▸ **What is being asked**: Report the number of lines where the string "fishy" occurs, and write nothing else.

▸ **Supplied data**:

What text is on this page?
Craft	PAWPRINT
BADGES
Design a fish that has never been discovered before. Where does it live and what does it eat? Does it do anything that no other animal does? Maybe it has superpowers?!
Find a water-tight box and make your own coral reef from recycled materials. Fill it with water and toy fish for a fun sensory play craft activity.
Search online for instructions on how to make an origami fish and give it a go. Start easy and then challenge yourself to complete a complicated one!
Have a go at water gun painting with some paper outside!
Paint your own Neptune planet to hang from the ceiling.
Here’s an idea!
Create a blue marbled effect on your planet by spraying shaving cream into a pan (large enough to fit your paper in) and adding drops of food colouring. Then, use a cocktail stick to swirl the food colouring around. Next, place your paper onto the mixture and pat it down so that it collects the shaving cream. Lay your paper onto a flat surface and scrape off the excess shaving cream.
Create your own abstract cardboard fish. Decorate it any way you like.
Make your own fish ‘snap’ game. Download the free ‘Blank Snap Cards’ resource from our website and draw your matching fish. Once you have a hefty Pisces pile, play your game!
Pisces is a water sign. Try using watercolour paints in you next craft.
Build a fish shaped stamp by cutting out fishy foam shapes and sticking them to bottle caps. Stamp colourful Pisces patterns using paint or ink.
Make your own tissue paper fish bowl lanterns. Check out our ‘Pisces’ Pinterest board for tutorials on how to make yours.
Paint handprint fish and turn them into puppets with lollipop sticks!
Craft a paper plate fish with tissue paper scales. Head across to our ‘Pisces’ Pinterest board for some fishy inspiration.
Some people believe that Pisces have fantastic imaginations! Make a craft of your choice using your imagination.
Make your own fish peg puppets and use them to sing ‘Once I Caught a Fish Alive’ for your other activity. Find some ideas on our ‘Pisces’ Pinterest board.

▸ **The answer**: 2